* [Stored data entries]:

=-=-=

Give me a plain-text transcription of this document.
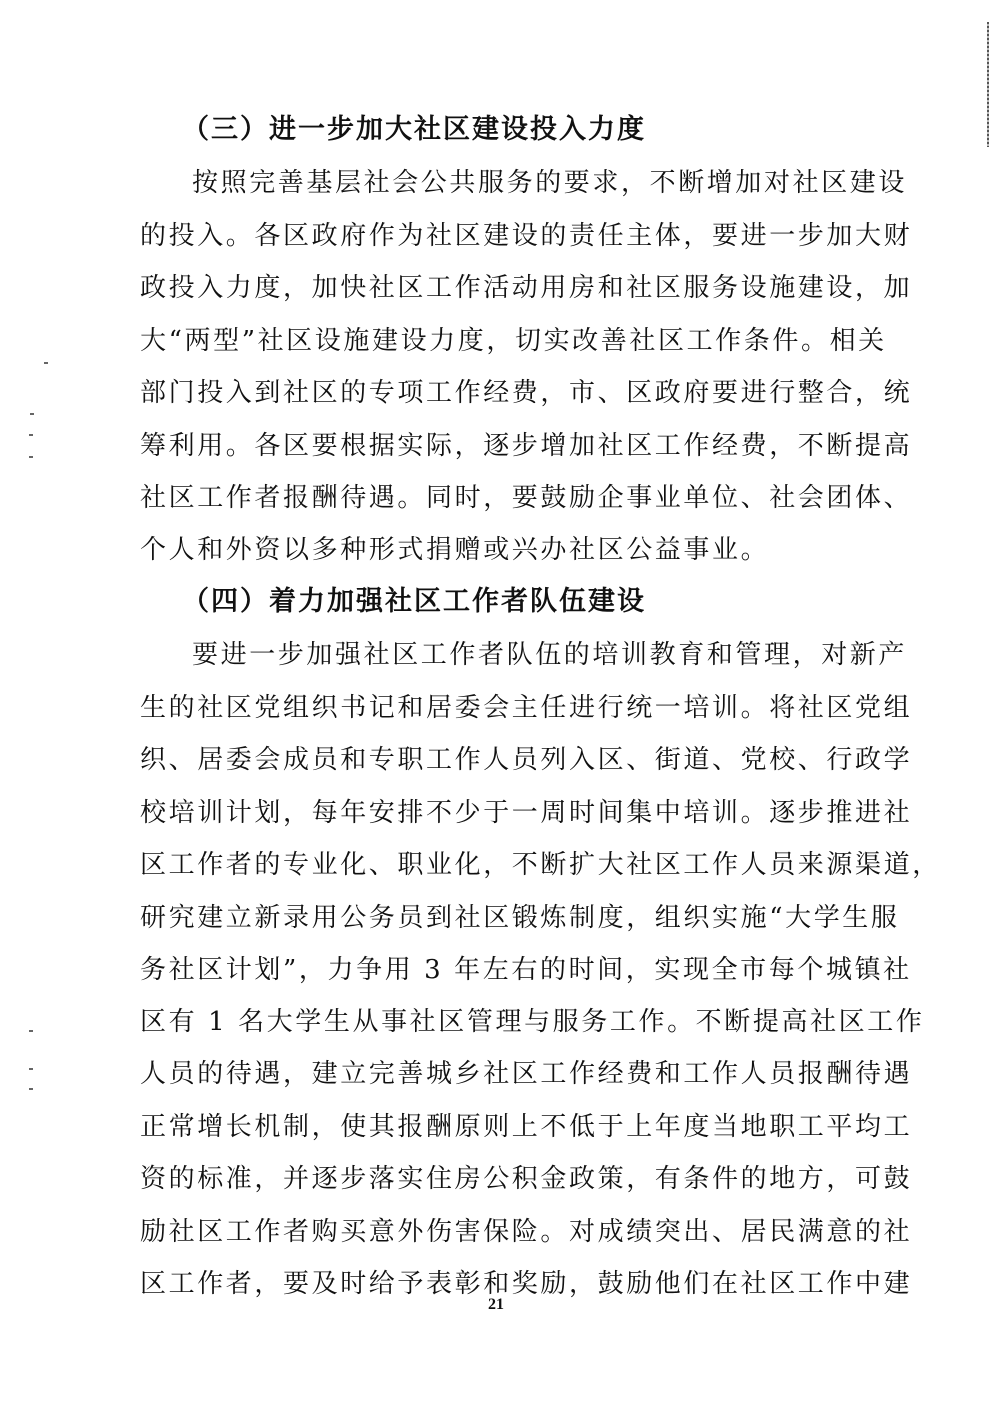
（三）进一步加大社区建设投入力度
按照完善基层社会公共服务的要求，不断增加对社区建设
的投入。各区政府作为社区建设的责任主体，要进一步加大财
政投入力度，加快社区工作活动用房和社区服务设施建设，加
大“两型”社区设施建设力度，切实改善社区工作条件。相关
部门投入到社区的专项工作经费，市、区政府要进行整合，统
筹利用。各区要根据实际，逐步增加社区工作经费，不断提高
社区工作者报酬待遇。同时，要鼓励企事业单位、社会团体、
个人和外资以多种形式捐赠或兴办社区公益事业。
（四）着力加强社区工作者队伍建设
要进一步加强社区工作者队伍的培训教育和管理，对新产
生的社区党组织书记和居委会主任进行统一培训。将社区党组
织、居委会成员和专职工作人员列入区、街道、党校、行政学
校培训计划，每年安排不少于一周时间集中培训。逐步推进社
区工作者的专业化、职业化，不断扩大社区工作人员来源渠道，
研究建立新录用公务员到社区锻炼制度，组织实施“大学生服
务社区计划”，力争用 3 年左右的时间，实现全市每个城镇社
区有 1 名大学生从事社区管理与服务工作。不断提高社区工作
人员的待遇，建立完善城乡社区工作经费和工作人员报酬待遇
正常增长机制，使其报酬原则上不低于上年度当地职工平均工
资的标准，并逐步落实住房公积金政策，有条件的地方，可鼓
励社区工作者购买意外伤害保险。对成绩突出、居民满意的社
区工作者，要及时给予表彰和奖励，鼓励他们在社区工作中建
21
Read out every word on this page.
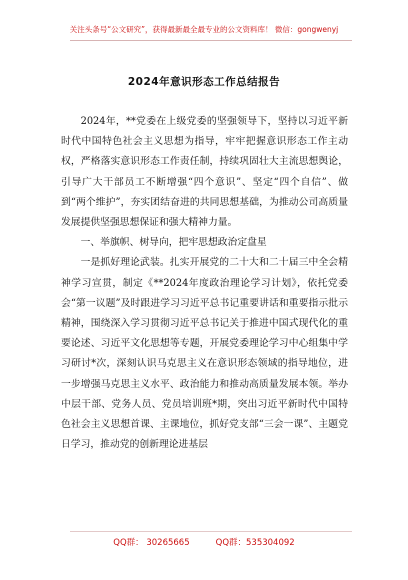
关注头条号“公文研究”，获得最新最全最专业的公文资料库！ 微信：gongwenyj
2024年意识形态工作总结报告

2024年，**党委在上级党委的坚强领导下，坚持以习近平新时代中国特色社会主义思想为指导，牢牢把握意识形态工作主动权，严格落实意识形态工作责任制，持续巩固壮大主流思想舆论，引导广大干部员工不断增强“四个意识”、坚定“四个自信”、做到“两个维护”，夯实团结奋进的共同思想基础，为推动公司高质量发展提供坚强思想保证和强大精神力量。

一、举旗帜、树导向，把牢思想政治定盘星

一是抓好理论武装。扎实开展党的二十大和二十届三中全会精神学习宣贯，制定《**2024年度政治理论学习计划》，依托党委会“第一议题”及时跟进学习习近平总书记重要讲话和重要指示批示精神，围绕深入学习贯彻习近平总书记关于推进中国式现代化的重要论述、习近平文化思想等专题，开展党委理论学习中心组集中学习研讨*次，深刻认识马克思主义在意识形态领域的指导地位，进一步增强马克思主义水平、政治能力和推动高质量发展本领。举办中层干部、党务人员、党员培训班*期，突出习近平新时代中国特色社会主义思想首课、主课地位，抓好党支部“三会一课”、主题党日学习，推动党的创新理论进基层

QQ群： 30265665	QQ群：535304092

=-=-=

* [THE PROBLEM]: Write out all the entries again, word for word, and print no images.

* [FULL SOLUTION]:
Give me a plain-text transcription of this document.
（三）进一步加大社区建设投入力度
按照完善基层社会公共服务的要求，不断增加对社区建设
的投入。各区政府作为社区建设的责任主体，要进一步加大财
政投入力度，加快社区工作活动用房和社区服务设施建设，加
大“两型”社区设施建设力度，切实改善社区工作条件。相关
部门投入到社区的专项工作经费，市、区政府要进行整合，统
筹利用。各区要根据实际，逐步增加社区工作经费，不断提高
社区工作者报酬待遇。同时，要鼓励企事业单位、社会团体、
个人和外资以多种形式捐赠或兴办社区公益事业。
（四）着力加强社区工作者队伍建设
要进一步加强社区工作者队伍的培训教育和管理，对新产
生的社区党组织书记和居委会主任进行统一培训。将社区党组
织、居委会成员和专职工作人员列入区、街道、党校、行政学
校培训计划，每年安排不少于一周时间集中培训。逐步推进社
区工作者的专业化、职业化，不断扩大社区工作人员来源渠道，
研究建立新录用公务员到社区锻炼制度，组织实施“大学生服
务社区计划”，力争用 3 年左右的时间，实现全市每个城镇社
区有 1 名大学生从事社区管理与服务工作。不断提高社区工作
人员的待遇，建立完善城乡社区工作经费和工作人员报酬待遇
正常增长机制，使其报酬原则上不低于上年度当地职工平均工
资的标准，并逐步落实住房公积金政策，有条件的地方，可鼓
励社区工作者购买意外伤害保险。对成绩突出、居民满意的社
区工作者，要及时给予表彰和奖励，鼓励他们在社区工作中建
21
Read out every word on this page.
关注头条号“公文研究”，获得最新最全最专业的公文资料库！ 微信：gongwenyj
2024年意识形态工作总结报告

2024年，**党委在上级党委的坚强领导下，坚持以习近平新时代中国特色社会主义思想为指导，牢牢把握意识形态工作主动权，严格落实意识形态工作责任制，持续巩固壮大主流思想舆论，引导广大干部员工不断增强“四个意识”、坚定“四个自信”、做到“两个维护”，夯实团结奋进的共同思想基础，为推动公司高质量发展提供坚强思想保证和强大精神力量。

一、举旗帜、树导向，把牢思想政治定盘星

一是抓好理论武装。扎实开展党的二十大和二十届三中全会精神学习宣贯，制定《**2024年度政治理论学习计划》，依托党委会“第一议题”及时跟进学习习近平总书记重要讲话和重要指示批示精神，围绕深入学习贯彻习近平总书记关于推进中国式现代化的重要论述、习近平文化思想等专题，开展党委理论学习中心组集中学习研讨*次，深刻认识马克思主义在意识形态领域的指导地位，进一步增强马克思主义水平、政治能力和推动高质量发展本领。举办中层干部、党务人员、党员培训班*期，突出习近平新时代中国特色社会主义思想首课、主课地位，抓好党支部“三会一课”、主题党日学习，推动党的创新理论进基层

QQ群： 30265665	QQ群：535304092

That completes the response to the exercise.